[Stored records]
----------------------------------------
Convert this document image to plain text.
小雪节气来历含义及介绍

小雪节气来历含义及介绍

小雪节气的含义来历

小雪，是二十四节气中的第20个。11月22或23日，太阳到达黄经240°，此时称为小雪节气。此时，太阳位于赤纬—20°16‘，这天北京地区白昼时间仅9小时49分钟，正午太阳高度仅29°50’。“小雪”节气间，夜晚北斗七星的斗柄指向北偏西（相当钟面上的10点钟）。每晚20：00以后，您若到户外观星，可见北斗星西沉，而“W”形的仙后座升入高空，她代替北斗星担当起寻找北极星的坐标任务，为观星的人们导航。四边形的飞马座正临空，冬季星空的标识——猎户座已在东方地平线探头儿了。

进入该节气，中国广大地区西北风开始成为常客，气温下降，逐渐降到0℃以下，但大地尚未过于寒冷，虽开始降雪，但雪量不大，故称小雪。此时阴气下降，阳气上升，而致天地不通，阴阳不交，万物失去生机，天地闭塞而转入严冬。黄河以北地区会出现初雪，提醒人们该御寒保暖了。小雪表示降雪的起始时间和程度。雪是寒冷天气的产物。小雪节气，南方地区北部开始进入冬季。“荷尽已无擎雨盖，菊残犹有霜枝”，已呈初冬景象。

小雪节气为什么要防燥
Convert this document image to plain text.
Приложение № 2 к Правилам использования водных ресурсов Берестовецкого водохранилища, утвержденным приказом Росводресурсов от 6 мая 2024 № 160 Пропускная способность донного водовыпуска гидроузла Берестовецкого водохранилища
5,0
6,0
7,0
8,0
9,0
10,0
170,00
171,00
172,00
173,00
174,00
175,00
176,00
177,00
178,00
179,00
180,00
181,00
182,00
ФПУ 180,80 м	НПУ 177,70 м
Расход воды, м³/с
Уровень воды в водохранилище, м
----------------------------------------
Quote all of the entries verbatim.

Convert this document image to plain text.
小雪节气来历含义及介绍

小雪节气来历含义及介绍

小雪节气的含义来历

小雪，是二十四节气中的第20个。11月22或23日，太阳到达黄经240°，此时称为小雪节气。此时，太阳位于赤纬—20°16‘，这天北京地区白昼时间仅9小时49分钟，正午太阳高度仅29°50’。“小雪”节气间，夜晚北斗七星的斗柄指向北偏西（相当钟面上的10点钟）。每晚20：00以后，您若到户外观星，可见北斗星西沉，而“W”形的仙后座升入高空，她代替北斗星担当起寻找北极星的坐标任务，为观星的人们导航。四边形的飞马座正临空，冬季星空的标识——猎户座已在东方地平线探头儿了。

进入该节气，中国广大地区西北风开始成为常客，气温下降，逐渐降到0℃以下，但大地尚未过于寒冷，虽开始降雪，但雪量不大，故称小雪。此时阴气下降，阳气上升，而致天地不通，阴阳不交，万物失去生机，天地闭塞而转入严冬。黄河以北地区会出现初雪，提醒人们该御寒保暖了。小雪表示降雪的起始时间和程度。雪是寒冷天气的产物。小雪节气，南方地区北部开始进入冬季。“荷尽已无擎雨盖，菊残犹有霜枝”，已呈初冬景象。

小雪节气为什么要防燥
Convert this document image to plain text.
Приложение № 2 к Правилам использования водных ресурсов Берестовецкого водохранилища, утвержденным приказом Росводресурсов от 6 мая 2024 № 160 Пропускная способность донного водовыпуска гидроузла Берестовецкого водохранилища
5,0
6,0
7,0
8,0
9,0
10,0
170,00
171,00
172,00
173,00
174,00
175,00
176,00
177,00
178,00
179,00
180,00
181,00
182,00
ФПУ 180,80 м	НПУ 177,70 м
Расход воды, м³/с
Уровень воды в водохранилище, м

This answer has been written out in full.